• [GOAL OF THE EXERCISE]:
Every record below should be written out exactly; pictures stay out.

Dataset excerpt
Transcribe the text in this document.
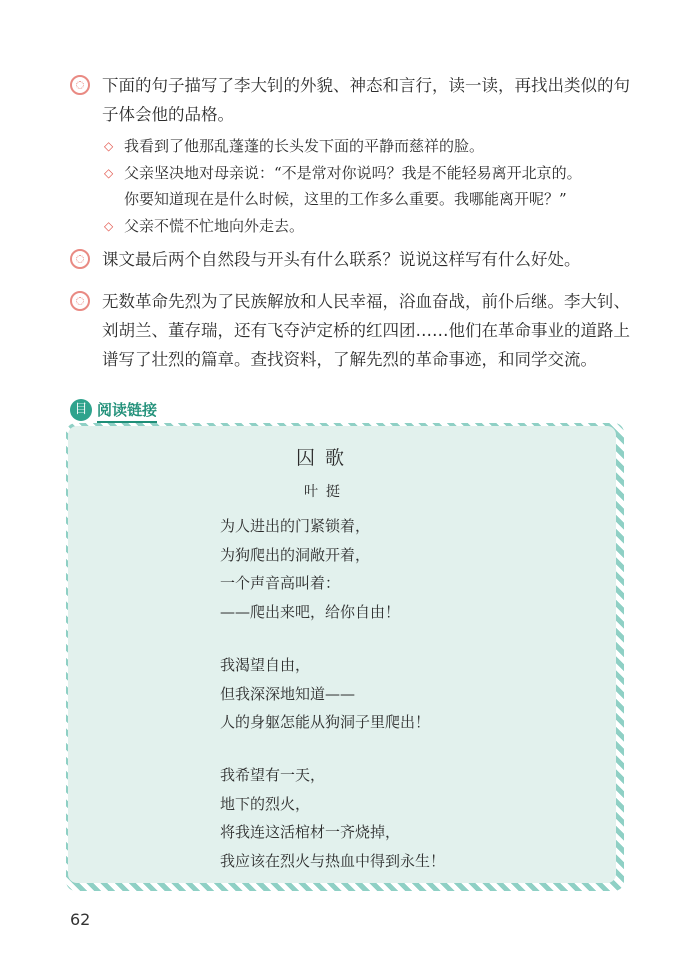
下面的句子描写了李大钊的外貌、神态和言行，读一读，再找出类似的句
子体会他的品格。
◇ 我看到了他那乱蓬蓬的长头发下面的平静而慈祥的脸。
◇ 父亲坚决地对母亲说：“不是常对你说吗？我是不能轻易离开北京的。
你要知道现在是什么时候，这里的工作多么重要。我哪能离开呢？”
◇ 父亲不慌不忙地向外走去。
课文最后两个自然段与开头有什么联系？说说这样写有什么好处。
无数革命先烈为了民族解放和人民幸福，浴血奋战，前仆后继。李大钊、
刘胡兰、董存瑞，还有飞夺泸定桥的红四团……他们在革命事业的道路上
谱写了壮烈的篇章。查找资料，了解先烈的革命事迹，和同学交流。
目 阅读链接
囚歌
叶挺
为人进出的门紧锁着，
为狗爬出的洞敞开着，
一个声音高叫着：
——爬出来吧，给你自由！
我渴望自由，
但我深深地知道——
人的身躯怎能从狗洞子里爬出！
我希望有一天，
地下的烈火，
将我连这活棺材一齐烧掉，
我应该在烈火与热血中得到永生！
62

• [THE RESPONSE]:
Transcribe the text in this document.
下面的句子描写了李大钊的外貌、神态和言行，读一读，再找出类似的句
子体会他的品格。
◇ 我看到了他那乱蓬蓬的长头发下面的平静而慈祥的脸。
◇ 父亲坚决地对母亲说：“不是常对你说吗？我是不能轻易离开北京的。
你要知道现在是什么时候，这里的工作多么重要。我哪能离开呢？”
◇ 父亲不慌不忙地向外走去。
课文最后两个自然段与开头有什么联系？说说这样写有什么好处。
无数革命先烈为了民族解放和人民幸福，浴血奋战，前仆后继。李大钊、
刘胡兰、董存瑞，还有飞夺泸定桥的红四团……他们在革命事业的道路上
谱写了壮烈的篇章。查找资料，了解先烈的革命事迹，和同学交流。
目 阅读链接
囚歌
叶挺
为人进出的门紧锁着，
为狗爬出的洞敞开着，
一个声音高叫着：
——爬出来吧，给你自由！
我渴望自由，
但我深深地知道——
人的身躯怎能从狗洞子里爬出！
我希望有一天，
地下的烈火，
将我连这活棺材一齐烧掉，
我应该在烈火与热血中得到永生！
62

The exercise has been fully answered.